• Exercise aim
Convert the lines into a Markdown table with a Row column for the row number and a Line column for the line itself, starting at the first line and ending at the one that contains "y-tick-label: 30000 — [35, 104, 73, 114]", both included. Leave out any blank lines.

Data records
=-=-=

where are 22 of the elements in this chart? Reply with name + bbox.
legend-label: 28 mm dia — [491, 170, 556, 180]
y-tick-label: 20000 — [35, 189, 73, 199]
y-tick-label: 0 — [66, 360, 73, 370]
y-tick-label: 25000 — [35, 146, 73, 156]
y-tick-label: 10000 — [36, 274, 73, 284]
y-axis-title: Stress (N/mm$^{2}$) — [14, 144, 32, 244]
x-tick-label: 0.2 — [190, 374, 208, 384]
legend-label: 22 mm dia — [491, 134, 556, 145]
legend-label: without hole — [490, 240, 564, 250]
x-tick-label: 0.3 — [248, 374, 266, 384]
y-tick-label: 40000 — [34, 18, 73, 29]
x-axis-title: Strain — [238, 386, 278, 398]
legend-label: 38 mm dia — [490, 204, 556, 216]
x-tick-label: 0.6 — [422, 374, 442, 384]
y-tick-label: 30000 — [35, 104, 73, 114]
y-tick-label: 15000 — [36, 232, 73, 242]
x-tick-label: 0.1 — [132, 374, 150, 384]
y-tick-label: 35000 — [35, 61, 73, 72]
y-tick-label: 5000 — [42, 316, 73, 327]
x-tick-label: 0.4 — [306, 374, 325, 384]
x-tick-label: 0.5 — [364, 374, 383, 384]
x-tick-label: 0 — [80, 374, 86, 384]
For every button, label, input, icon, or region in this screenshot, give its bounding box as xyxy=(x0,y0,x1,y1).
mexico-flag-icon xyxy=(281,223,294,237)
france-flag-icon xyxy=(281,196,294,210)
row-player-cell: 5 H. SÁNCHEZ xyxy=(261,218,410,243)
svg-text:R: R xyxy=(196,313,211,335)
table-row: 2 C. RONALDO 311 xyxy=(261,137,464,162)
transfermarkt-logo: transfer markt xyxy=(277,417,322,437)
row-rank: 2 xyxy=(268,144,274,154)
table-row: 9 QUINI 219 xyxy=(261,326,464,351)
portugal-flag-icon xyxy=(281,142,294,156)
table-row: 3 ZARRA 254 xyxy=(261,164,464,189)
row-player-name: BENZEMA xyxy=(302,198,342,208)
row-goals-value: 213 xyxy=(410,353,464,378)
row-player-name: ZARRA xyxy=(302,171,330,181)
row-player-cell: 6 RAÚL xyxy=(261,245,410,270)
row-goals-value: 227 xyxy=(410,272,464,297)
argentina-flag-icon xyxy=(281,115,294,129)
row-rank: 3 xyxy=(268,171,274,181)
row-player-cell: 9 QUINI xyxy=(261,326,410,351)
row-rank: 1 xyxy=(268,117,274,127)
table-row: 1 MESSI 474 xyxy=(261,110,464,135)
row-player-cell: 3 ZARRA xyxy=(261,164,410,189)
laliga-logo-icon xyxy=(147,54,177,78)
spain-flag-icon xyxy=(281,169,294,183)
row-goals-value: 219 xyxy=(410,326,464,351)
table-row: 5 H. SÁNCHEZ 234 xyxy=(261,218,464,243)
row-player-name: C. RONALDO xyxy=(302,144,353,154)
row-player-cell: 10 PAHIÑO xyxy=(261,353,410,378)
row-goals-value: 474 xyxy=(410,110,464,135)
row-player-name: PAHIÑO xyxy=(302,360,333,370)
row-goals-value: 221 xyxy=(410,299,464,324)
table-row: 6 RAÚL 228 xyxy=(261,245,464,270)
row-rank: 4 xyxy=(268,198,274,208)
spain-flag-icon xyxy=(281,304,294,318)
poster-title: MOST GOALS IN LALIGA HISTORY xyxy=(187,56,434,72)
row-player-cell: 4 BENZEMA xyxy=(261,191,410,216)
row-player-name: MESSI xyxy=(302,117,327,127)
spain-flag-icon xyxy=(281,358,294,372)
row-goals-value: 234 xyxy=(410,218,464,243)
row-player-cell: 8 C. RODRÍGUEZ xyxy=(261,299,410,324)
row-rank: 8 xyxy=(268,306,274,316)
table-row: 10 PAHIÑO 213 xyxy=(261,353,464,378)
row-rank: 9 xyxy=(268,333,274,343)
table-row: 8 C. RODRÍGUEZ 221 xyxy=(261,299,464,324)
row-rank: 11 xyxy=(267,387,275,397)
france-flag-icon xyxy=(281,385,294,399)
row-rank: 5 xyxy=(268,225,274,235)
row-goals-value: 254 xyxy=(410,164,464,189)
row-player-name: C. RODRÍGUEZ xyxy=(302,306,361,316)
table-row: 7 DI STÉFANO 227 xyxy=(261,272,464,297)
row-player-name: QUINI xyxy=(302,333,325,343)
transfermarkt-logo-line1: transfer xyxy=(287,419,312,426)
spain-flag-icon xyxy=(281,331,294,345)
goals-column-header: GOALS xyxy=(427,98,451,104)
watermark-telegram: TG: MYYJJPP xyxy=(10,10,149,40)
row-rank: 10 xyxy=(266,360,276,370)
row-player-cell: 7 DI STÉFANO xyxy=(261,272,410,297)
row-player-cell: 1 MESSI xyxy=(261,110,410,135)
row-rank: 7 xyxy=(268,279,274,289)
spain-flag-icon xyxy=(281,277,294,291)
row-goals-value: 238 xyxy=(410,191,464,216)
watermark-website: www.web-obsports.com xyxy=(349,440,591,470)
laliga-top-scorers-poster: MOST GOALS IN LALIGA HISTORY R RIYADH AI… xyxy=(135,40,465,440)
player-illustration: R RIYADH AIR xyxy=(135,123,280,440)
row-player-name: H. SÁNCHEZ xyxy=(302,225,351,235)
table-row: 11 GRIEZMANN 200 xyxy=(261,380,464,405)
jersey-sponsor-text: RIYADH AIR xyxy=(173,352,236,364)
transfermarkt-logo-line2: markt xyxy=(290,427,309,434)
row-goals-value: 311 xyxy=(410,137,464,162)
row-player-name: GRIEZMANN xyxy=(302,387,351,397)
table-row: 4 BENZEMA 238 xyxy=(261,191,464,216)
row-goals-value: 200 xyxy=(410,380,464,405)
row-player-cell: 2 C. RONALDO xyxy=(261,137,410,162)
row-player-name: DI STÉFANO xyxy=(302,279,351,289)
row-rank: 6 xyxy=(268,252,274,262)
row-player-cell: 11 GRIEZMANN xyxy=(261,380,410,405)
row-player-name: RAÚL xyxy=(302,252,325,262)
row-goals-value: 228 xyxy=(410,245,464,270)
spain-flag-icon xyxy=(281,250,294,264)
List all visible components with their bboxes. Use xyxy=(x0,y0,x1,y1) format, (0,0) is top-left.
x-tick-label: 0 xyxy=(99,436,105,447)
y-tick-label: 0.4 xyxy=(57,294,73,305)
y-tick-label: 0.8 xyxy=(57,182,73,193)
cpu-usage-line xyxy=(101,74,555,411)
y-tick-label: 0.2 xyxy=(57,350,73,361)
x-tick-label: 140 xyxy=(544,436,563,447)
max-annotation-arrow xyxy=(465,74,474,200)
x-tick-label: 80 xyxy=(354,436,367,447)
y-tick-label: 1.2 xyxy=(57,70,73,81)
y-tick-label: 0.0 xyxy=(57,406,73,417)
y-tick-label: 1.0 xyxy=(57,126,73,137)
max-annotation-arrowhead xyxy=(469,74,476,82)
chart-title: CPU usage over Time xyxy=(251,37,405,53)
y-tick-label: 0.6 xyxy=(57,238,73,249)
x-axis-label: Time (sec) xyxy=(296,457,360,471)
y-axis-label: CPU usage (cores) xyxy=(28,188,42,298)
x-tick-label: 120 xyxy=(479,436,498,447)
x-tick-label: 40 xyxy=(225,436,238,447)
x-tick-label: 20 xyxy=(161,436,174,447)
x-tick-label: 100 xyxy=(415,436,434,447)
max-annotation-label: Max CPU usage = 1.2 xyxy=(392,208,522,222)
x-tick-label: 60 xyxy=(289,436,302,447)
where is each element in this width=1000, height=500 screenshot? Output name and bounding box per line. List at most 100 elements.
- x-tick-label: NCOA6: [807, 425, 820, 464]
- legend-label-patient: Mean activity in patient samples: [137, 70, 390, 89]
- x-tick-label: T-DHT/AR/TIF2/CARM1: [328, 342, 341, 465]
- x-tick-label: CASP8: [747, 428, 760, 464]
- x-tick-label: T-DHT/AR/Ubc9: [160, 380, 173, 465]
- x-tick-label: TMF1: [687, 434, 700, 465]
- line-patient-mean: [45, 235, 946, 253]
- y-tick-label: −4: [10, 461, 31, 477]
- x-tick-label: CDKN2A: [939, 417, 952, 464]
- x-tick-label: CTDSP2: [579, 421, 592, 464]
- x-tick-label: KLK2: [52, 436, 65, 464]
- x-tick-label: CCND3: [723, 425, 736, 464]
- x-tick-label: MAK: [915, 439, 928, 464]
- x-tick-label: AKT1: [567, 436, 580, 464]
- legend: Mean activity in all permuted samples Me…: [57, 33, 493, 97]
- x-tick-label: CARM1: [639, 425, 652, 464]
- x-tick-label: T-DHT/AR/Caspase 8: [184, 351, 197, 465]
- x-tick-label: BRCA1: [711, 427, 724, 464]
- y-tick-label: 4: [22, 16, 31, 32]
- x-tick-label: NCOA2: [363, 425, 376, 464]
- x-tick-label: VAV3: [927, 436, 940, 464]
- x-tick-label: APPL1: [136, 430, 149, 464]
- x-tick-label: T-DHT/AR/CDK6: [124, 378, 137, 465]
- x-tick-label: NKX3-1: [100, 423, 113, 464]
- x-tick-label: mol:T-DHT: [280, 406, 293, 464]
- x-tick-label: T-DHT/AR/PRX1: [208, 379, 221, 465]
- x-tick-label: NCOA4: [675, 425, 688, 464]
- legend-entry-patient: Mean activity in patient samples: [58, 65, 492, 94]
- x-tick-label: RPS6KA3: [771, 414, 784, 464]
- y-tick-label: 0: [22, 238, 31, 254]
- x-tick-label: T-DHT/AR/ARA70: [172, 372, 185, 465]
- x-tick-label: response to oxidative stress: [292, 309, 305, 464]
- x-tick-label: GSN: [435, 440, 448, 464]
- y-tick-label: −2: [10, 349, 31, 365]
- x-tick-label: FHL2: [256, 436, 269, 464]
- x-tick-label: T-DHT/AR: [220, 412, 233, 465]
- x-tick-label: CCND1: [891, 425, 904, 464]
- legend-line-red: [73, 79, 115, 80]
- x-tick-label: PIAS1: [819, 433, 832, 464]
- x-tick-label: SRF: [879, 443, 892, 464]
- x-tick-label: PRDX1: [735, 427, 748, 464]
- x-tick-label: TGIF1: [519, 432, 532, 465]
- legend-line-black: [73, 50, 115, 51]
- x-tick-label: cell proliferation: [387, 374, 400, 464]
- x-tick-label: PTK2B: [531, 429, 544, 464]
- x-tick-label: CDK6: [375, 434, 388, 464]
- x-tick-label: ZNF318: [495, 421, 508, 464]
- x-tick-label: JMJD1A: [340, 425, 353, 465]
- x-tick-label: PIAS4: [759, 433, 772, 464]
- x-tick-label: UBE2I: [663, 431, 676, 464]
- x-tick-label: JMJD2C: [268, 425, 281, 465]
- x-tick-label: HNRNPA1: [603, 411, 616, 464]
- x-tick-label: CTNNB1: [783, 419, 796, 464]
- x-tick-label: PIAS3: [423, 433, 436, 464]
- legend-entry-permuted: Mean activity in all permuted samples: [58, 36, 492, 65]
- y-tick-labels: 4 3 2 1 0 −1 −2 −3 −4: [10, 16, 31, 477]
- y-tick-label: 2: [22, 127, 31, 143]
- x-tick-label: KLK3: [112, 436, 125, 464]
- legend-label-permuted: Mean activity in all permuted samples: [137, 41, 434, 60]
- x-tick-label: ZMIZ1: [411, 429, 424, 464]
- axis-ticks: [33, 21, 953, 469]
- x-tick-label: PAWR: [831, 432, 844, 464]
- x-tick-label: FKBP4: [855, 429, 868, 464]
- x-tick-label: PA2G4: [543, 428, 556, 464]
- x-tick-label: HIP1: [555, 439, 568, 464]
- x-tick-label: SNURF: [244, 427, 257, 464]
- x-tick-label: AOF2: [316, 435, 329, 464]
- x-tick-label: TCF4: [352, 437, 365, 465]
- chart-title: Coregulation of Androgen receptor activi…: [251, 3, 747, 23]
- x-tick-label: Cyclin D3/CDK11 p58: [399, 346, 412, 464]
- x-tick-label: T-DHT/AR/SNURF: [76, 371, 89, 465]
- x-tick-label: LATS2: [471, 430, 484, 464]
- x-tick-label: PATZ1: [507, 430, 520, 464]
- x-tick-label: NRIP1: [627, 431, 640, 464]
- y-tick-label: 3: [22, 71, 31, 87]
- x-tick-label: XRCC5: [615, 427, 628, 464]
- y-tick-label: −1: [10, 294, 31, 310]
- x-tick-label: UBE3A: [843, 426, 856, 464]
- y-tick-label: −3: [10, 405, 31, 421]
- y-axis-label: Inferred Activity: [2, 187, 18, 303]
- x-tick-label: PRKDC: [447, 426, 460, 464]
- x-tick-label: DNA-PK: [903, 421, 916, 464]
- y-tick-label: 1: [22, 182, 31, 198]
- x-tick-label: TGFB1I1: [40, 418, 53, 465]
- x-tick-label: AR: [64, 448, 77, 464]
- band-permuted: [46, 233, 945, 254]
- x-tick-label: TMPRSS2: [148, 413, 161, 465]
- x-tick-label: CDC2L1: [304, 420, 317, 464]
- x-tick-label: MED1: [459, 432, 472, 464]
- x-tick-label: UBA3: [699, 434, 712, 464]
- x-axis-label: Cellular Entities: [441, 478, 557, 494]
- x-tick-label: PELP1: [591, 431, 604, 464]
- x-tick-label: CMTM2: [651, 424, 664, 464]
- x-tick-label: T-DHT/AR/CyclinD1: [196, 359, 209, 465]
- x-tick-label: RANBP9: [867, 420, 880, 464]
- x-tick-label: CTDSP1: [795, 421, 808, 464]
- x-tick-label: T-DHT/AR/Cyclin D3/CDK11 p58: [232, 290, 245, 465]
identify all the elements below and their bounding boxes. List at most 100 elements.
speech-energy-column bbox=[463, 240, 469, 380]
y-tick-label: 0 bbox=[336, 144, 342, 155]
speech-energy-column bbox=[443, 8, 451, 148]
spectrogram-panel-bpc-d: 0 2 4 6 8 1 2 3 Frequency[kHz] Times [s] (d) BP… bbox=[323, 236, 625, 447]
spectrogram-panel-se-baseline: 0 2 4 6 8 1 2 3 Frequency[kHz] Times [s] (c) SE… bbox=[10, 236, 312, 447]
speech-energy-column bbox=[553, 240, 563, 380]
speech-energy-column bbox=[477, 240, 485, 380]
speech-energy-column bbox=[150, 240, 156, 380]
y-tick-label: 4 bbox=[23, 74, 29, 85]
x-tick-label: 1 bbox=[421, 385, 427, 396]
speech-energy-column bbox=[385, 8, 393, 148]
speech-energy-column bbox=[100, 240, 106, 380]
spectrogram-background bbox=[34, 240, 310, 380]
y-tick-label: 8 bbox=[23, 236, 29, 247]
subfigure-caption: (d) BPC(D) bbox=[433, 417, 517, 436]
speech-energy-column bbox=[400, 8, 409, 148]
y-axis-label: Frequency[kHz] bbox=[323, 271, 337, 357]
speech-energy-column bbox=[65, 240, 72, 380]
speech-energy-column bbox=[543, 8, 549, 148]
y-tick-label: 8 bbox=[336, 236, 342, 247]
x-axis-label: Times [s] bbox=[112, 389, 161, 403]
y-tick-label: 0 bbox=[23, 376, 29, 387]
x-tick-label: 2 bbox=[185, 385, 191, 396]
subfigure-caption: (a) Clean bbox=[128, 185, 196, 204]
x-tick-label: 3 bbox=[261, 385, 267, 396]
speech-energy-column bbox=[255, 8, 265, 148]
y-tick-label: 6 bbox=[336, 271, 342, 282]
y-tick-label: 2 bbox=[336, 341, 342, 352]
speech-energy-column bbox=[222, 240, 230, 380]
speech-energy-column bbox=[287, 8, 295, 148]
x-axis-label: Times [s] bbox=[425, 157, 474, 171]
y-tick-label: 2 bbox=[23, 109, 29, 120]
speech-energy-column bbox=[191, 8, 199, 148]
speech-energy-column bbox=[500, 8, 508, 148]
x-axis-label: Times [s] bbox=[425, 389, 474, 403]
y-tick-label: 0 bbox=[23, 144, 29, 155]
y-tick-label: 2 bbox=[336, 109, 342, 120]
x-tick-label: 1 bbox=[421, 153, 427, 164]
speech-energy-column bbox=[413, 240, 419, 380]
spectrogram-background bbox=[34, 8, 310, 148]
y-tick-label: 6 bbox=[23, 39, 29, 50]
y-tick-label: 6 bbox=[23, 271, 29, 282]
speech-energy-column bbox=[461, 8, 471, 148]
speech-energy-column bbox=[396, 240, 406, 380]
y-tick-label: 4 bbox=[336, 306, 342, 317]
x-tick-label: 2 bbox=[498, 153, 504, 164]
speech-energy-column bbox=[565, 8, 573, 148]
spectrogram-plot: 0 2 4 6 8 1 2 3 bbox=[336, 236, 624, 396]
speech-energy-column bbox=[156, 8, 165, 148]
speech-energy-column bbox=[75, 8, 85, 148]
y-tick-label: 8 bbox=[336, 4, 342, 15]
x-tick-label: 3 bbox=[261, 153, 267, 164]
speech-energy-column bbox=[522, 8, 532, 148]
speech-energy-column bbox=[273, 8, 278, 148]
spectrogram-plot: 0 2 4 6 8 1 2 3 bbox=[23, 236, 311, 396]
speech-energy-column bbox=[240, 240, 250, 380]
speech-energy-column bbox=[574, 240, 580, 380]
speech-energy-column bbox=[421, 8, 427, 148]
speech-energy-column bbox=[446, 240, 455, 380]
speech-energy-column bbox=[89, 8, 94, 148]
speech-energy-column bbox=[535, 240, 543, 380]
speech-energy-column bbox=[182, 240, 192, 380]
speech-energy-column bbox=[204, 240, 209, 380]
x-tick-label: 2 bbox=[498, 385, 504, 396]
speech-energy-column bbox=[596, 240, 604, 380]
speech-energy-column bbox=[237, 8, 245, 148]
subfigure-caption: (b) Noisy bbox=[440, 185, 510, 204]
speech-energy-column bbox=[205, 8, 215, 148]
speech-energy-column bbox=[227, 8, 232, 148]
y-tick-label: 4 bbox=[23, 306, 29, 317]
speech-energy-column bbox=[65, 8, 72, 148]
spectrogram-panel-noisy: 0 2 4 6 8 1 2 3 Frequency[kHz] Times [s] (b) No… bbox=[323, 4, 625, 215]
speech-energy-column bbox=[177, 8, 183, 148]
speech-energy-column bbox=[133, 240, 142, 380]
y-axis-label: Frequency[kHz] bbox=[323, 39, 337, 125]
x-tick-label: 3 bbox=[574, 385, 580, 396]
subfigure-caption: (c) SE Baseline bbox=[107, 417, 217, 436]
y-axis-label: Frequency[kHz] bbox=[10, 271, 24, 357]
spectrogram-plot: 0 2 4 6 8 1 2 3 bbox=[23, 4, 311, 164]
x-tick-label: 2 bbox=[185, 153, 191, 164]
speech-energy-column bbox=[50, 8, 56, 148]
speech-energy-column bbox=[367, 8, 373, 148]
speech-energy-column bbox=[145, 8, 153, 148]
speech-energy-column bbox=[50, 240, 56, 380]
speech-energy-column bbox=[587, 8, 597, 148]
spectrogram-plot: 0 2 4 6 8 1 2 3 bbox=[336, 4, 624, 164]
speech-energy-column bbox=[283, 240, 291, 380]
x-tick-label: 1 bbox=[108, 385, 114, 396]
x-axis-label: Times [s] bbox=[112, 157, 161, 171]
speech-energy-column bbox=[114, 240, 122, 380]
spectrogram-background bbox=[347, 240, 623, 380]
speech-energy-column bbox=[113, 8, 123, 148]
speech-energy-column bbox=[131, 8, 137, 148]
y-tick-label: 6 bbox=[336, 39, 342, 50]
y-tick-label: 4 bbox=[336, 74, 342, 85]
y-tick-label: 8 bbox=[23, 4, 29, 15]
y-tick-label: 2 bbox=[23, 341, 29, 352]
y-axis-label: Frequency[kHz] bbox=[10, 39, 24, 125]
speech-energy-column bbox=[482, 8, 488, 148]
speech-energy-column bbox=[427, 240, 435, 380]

=-=-=

• Result
| Row | Line |
|---|---|
| 1 | where are 22 of the elements in this chart? Reply with name + bbox. |
| 2 | legend-label: 28 mm dia — [491, 170, 556, 180] |
| 3 | y-tick-label: 20000 — [35, 189, 73, 199] |
| 4 | y-tick-label: 0 — [66, 360, 73, 370] |
| 5 | y-tick-label: 25000 — [35, 146, 73, 156] |
| 6 | y-tick-label: 10000 — [36, 274, 73, 284] |
| 7 | y-axis-title: Stress (N/mm$^{2}$) — [14, 144, 32, 244] |
| 8 | x-tick-label: 0.2 — [190, 374, 208, 384] |
| 9 | legend-label: 22 mm dia — [491, 134, 556, 145] |
| 10 | legend-label: without hole — [490, 240, 564, 250] |
| 11 | x-tick-label: 0.3 — [248, 374, 266, 384] |
| 12 | y-tick-label: 40000 — [34, 18, 73, 29] |
| 13 | x-axis-title: Strain — [238, 386, 278, 398] |
| 14 | legend-label: 38 mm dia — [490, 204, 556, 216] |
| 15 | x-tick-label: 0.6 — [422, 374, 442, 384] |
| 16 | y-tick-label: 30000 — [35, 104, 73, 114] |